### Sección del texto
%%

Más simbolista que nunca veo a Mazarío en estos cuadros. En algunos de ellos con iconografía religiosa incluida que me sorprende y que comprendo a la vez, pues alguien que es capaz de pintar el puro enigma de la luz como él sabe hacerlo sólo puede acabar acercándose a ese ámbito evocando Anunciaciones y, otra vez, el origen, la creación gozosa del principio. También le veo con la seguridad del que se puede permitir homenajear a maestros como a algunos de los citados, (a Zurbarán, por ejemplo, en “Punta Dorotea”, con un oro muy suyo), sin que se ponga nunca en peligro su inconfundible personalidad.

Los vínculos de cercanía y querencia que esta mirada necesita establecer con lo que pinta hacen que se maneje mejor en las cortas y medias distancias. No estamos ante alguien que se deje tentar por los grandes horizontes, en donde la mirada es fácil que pierda pie o caiga en lo solemne. Quizás ello influya en que tienda a ver en las playas y marinas de Mazarío una presencia a menudo amenazadora, el fatalismo de lo que no acierta a explicarse, que él se esfuerza en atenuar redondeando, casi meciendo, esos paisajes, recogiéndolos en sí.

%%

### Ejercicio breve 1
Determine si cada afirmación concuerda con el texto sobre la pintura de Mazarío; responda sí o no y cite literalmente las palabras del texto que lo deciden. (a) Mazarío se deja tentar por los grandes horizontes. (b) En "Punta Dorotea" hay un homenaje a Zurbarán. (c) La mirada del pintor se maneja mejor en las cortas y medias distancias.
### Ejercicio breve 2
Transcriba sin cambios el fragmento del texto sobre la pintura de Mazarío que empieza en las palabras "Más simbolista que" y termina tras las palabras "su inconfundible personalidad.".
Las entradas no son necesarias para este ejercicio.

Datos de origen
%%

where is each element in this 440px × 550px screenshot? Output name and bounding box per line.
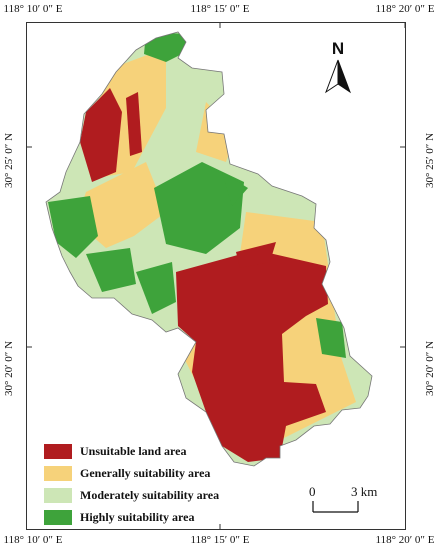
coord-left-2: 30° 20′ 0″ N — [3, 340, 15, 396]
north-arrow-icon — [324, 59, 352, 94]
coord-bottom-2: 118° 15′ 0″ E — [190, 534, 250, 546]
map-border — [26, 22, 406, 530]
scale-bar-start: 0 — [309, 484, 316, 499]
legend-item-highly: Highly suitability area — [44, 506, 219, 528]
coord-top-3: 118° 20′ 0″ E — [375, 3, 435, 15]
legend-label-moderately: Moderately suitability area — [80, 487, 220, 502]
legend-swatch-unsuitable — [44, 443, 72, 459]
legend-item-unsuitable: Unsuitable land area — [44, 440, 219, 462]
legend-swatch-highly — [44, 509, 72, 525]
coord-right-1: 30° 25′ 0″ N — [424, 132, 436, 188]
legend-label-generally: Generally suitability area — [80, 465, 211, 480]
coord-bottom-1: 118° 10′ 0″ E — [3, 534, 63, 546]
legend-label-unsuitable: Unsuitable land area — [80, 443, 187, 458]
coord-top-1: 118° 10′ 0″ E — [3, 3, 63, 15]
legend-label-highly: Highly suitability area — [80, 509, 195, 524]
legend-item-moderately: Moderately suitability area — [44, 484, 219, 506]
legend-swatch-generally — [44, 465, 72, 481]
north-arrow-label: N — [332, 39, 344, 58]
suitability-map: N — [26, 22, 406, 530]
legend: Unsuitable land area Generally suitabili… — [44, 440, 219, 528]
coord-top-2: 118° 15′ 0″ E — [190, 3, 250, 15]
coord-left-1: 30° 25′ 0″ N — [3, 132, 15, 188]
coord-right-2: 30° 20′ 0″ N — [424, 340, 436, 396]
coord-bottom-3: 118° 20′ 0″ E — [375, 534, 435, 546]
map-region — [46, 32, 372, 466]
legend-swatch-moderately — [44, 487, 72, 503]
map-frame: N — [26, 22, 406, 530]
scale-bar-end: 3 km — [351, 484, 378, 499]
scale-bar — [312, 501, 359, 513]
legend-item-generally: Generally suitability area — [44, 462, 219, 484]
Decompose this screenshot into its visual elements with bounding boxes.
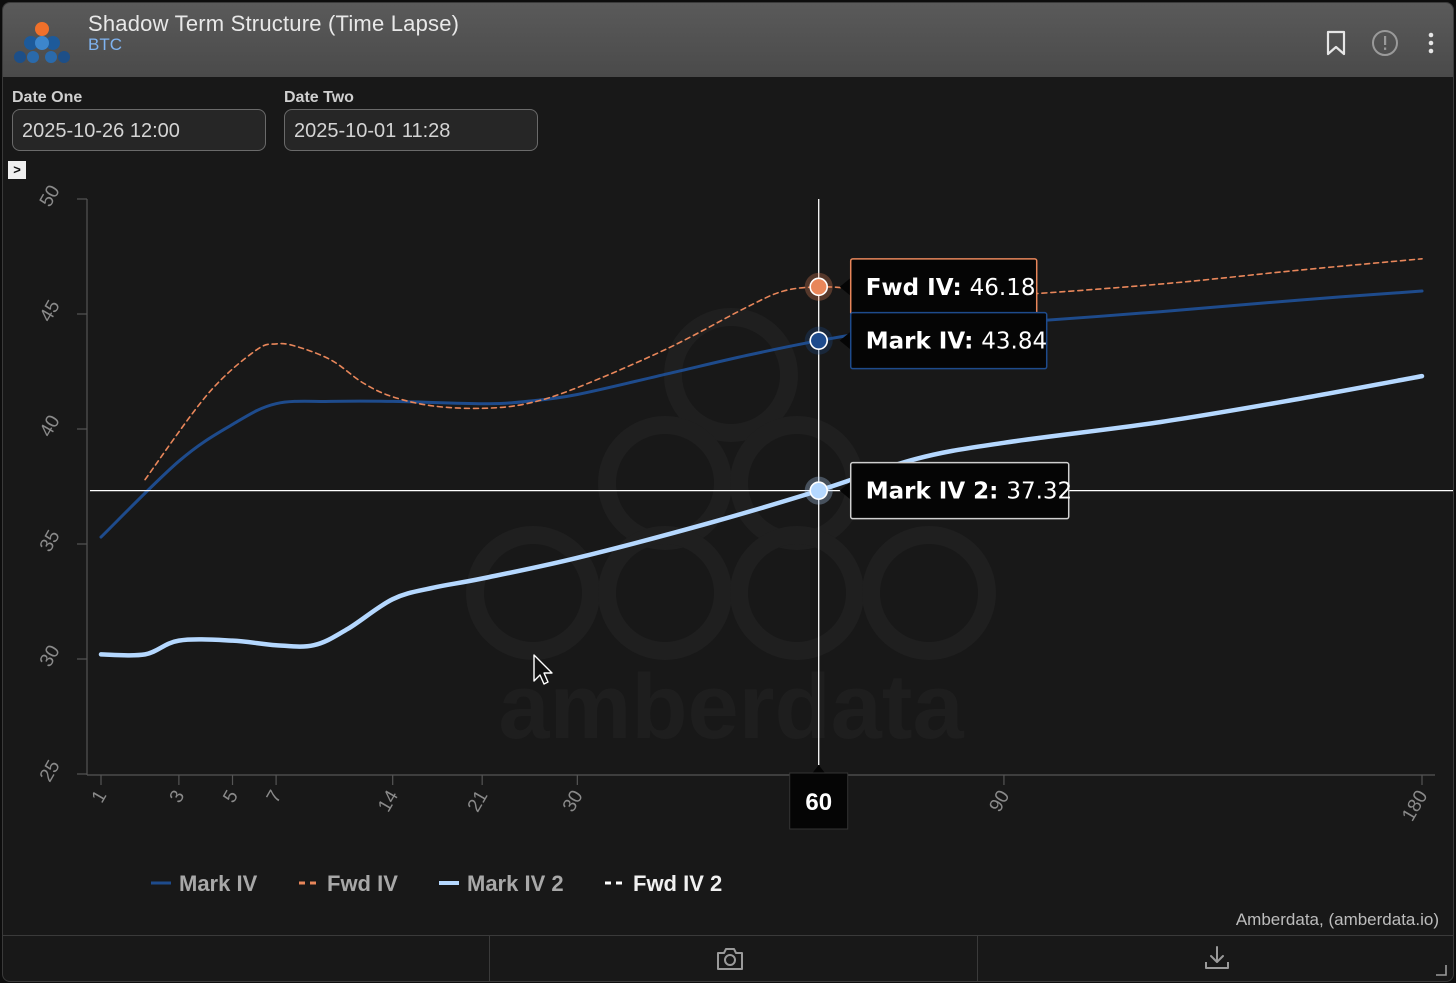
crosshair-x-label-box <box>789 772 849 830</box>
resize-handle-icon[interactable] <box>1435 964 1447 976</box>
tooltip-pointer <box>839 481 851 500</box>
x-tick-label: 90 <box>986 787 1015 816</box>
tooltip-label: Mark IV 2: <box>866 479 999 505</box>
tooltip-text: Fwd IV: 46.18 <box>866 275 1036 301</box>
x-tick-label: 21 <box>464 787 493 816</box>
tooltip-text: Mark IV: 43.84 <box>866 329 1047 355</box>
tooltip-pointer <box>839 331 851 350</box>
legend-item-mark-iv[interactable]: Mark IV <box>151 871 258 896</box>
y-tick-label: 45 <box>36 297 65 326</box>
y-tick-label: 40 <box>36 412 65 441</box>
mouse-cursor-icon <box>533 654 553 685</box>
footer-toolbar <box>3 935 1453 981</box>
x-tick-label: 5 <box>219 787 242 807</box>
x-tick-label: 7 <box>263 787 286 807</box>
tooltip-value: 46.18 <box>970 275 1036 301</box>
tooltip-box <box>849 311 1048 370</box>
tooltip-text: Mark IV 2: 37.32 <box>866 479 1072 505</box>
legend-label: Mark IV <box>179 871 258 896</box>
tooltip-label: Fwd IV: <box>866 275 962 301</box>
window-title: Shadow Term Structure (Time Lapse) <box>88 11 460 36</box>
screenshot-button[interactable] <box>489 936 978 981</box>
y-tick-label: 35 <box>36 527 65 556</box>
legend-item-fwd-iv[interactable]: Fwd IV <box>299 871 398 896</box>
date-two-field[interactable]: 2025-10-01 11:28 <box>284 109 538 151</box>
legend-item-fwd-iv-2[interactable]: Fwd IV 2 <box>605 871 722 896</box>
tooltip-mark-iv-2: Mark IV 2: 37.32 <box>804 461 1072 520</box>
crosshair-x-label: 60 <box>805 789 832 816</box>
title-bar: Shadow Term Structure (Time Lapse) BTC <box>3 3 1453 77</box>
download-icon <box>1205 946 1229 969</box>
amberdata-logo <box>14 22 70 63</box>
chart-credit: Amberdata, (amberdata.io) <box>1235 910 1439 929</box>
tooltip-pointer <box>839 277 851 296</box>
expand-toggle-button[interactable]: > <box>8 161 26 179</box>
download-button[interactable] <box>977 936 1453 981</box>
y-tick-label: 30 <box>36 642 65 671</box>
info-icon[interactable] <box>1370 29 1400 57</box>
x-tick-label: 14 <box>374 787 403 816</box>
x-tick-label: 30 <box>559 787 588 816</box>
tooltip-value: 37.32 <box>1006 479 1072 505</box>
tooltip-point <box>809 277 829 297</box>
watermark-text: amberdata <box>498 656 964 758</box>
tooltip-value: 43.84 <box>981 329 1047 355</box>
y-tick-label: 50 <box>36 182 65 211</box>
x-tick-label: 180 <box>1398 787 1432 825</box>
date-two-label: Date Two <box>284 89 354 106</box>
bookmark-icon[interactable] <box>1323 29 1349 57</box>
legend-label: Fwd IV 2 <box>633 871 722 896</box>
legend-label: Mark IV 2 <box>467 871 564 896</box>
y-tick-label: 25 <box>36 757 65 786</box>
tooltips: Fwd IV: 46.18 Mark IV: 43.84 Mark IV 2: 37.32 <box>804 258 1072 520</box>
watermark: amberdata <box>466 308 996 758</box>
footer-cell-left <box>3 936 490 981</box>
x-tick-label: 1 <box>88 787 111 807</box>
tooltip-box <box>849 461 1070 520</box>
more-vertical-icon[interactable] <box>1421 29 1441 57</box>
series-layer <box>98 258 1425 658</box>
legend-item-mark-iv-2[interactable]: Mark IV 2 <box>439 871 564 896</box>
tooltip-mark-iv: Mark IV: 43.84 <box>804 311 1048 370</box>
tooltip-fwd-iv: Fwd IV: 46.18 <box>804 258 1038 316</box>
tooltip-point <box>809 481 829 500</box>
crosshair-x-pointer <box>811 765 826 774</box>
date-one-field[interactable]: 2025-10-26 12:00 <box>12 109 266 151</box>
legend[interactable]: Mark IV Fwd IV Mark IV 2 Fwd IV 2 <box>151 871 722 896</box>
camera-icon <box>717 948 743 970</box>
series-line-mark-iv-2[interactable] <box>98 373 1425 658</box>
crosshair: 60 <box>90 199 1453 830</box>
legend-label: Fwd IV <box>327 871 398 896</box>
window-subtitle: BTC <box>88 35 122 54</box>
date-one-label: Date One <box>12 89 83 106</box>
series-line-mark-iv[interactable] <box>99 289 1424 539</box>
tooltip-label: Mark IV: <box>866 329 974 355</box>
tooltip-point <box>809 331 829 350</box>
x-tick-label: 3 <box>166 787 189 807</box>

%%

### Respuesta final 1
(a) No: «No estamos ante alguien que se deje tentar por los grandes horizontes».
(b) Sí: «a Zurbarán, por ejemplo, en “Punta Dorotea”, con un oro muy suyo».
(c) Sí: «hacen que se maneje mejor en las cortas y medias distancias».

### Respuesta final 2
Más simbolista que nunca veo a Mazarío en estos cuadros. En algunos de ellos con iconografía religiosa incluida que me sorprende y que comprendo a la vez, pues alguien que es capaz de pintar el puro enigma de la luz como él sabe hacerlo sólo puede acabar acercándose a ese ámbito evocando Anunciaciones y, otra vez, el origen, la creación gozosa del principio. También le veo con la seguridad del que se puede permitir homenajear a maestros como a algunos de los citados, (a Zurbarán, por ejemplo, en “Punta Dorotea”, con un oro muy suyo), sin que se ponga nunca en peligro su inconfundible personalidad.